• [Task requirements] Can you print the data exactly and leave out each image?

• [Information shown]
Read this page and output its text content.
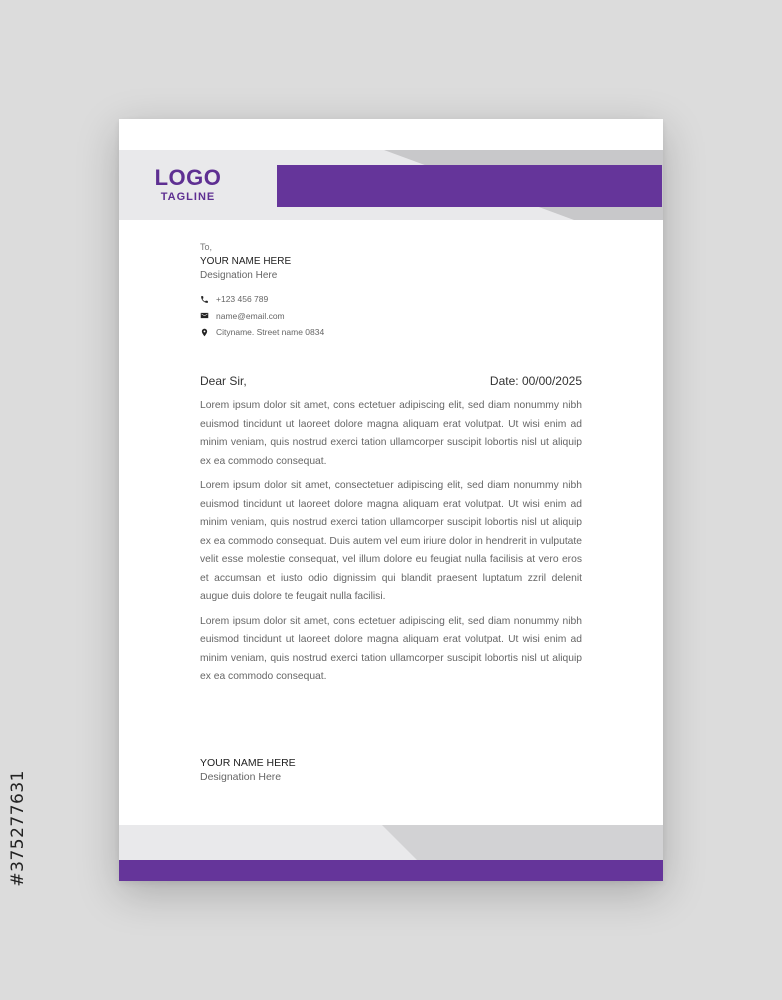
#375277631
LOGO
TAGLINE
To,
YOUR NAME HERE
Designation Here
+123 456 789
name@email.com
Cityname. Street name 0834
Dear Sir,	Date: 00/00/2025

Lorem ipsum dolor sit amet, cons ectetuer adipiscing elit, sed diam nonummy nibh euismod tincidunt ut laoreet dolore magna aliquam erat volutpat. Ut wisi enim ad minim veniam, quis nostrud exerci tation ullamcorper suscipit lobortis nisl ut aliquip ex ea commodo consequat.

Lorem ipsum dolor sit amet, consectetuer adipiscing elit, sed diam nonummy nibh euismod tincidunt ut laoreet dolore magna aliquam erat volutpat. Ut wisi enim ad minim veniam, quis nostrud exerci tation ullamcorper suscipit lobortis nisl ut aliquip ex ea commodo consequat. Duis autem vel eum iriure dolor in hendrerit in vulputate velit esse molestie consequat, vel illum dolore eu feugiat nulla facilisis at vero eros et accumsan et iusto odio dignissim qui blandit praesent luptatum zzril delenit augue duis dolore te feugait nulla facilisi.

Lorem ipsum dolor sit amet, cons ectetuer adipiscing elit, sed diam nonummy nibh euismod tincidunt ut laoreet dolore magna aliquam erat volutpat. Ut wisi enim ad minim veniam, quis nostrud exerci tation ullamcorper suscipit lobortis nisl ut aliquip ex ea commodo consequat.

YOUR NAME HERE
Designation Here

• [Finished task]
Read this page and output its text content.
#375277631
LOGO
TAGLINE
To,
YOUR NAME HERE
Designation Here
+123 456 789
name@email.com
Cityname. Street name 0834
Dear Sir,	Date: 00/00/2025

Lorem ipsum dolor sit amet, cons ectetuer adipiscing elit, sed diam nonummy nibh euismod tincidunt ut laoreet dolore magna aliquam erat volutpat. Ut wisi enim ad minim veniam, quis nostrud exerci tation ullamcorper suscipit lobortis nisl ut aliquip ex ea commodo consequat.

Lorem ipsum dolor sit amet, consectetuer adipiscing elit, sed diam nonummy nibh euismod tincidunt ut laoreet dolore magna aliquam erat volutpat. Ut wisi enim ad minim veniam, quis nostrud exerci tation ullamcorper suscipit lobortis nisl ut aliquip ex ea commodo consequat. Duis autem vel eum iriure dolor in hendrerit in vulputate velit esse molestie consequat, vel illum dolore eu feugiat nulla facilisis at vero eros et accumsan et iusto odio dignissim qui blandit praesent luptatum zzril delenit augue duis dolore te feugait nulla facilisi.

Lorem ipsum dolor sit amet, cons ectetuer adipiscing elit, sed diam nonummy nibh euismod tincidunt ut laoreet dolore magna aliquam erat volutpat. Ut wisi enim ad minim veniam, quis nostrud exerci tation ullamcorper suscipit lobortis nisl ut aliquip ex ea commodo consequat.

YOUR NAME HERE
Designation Here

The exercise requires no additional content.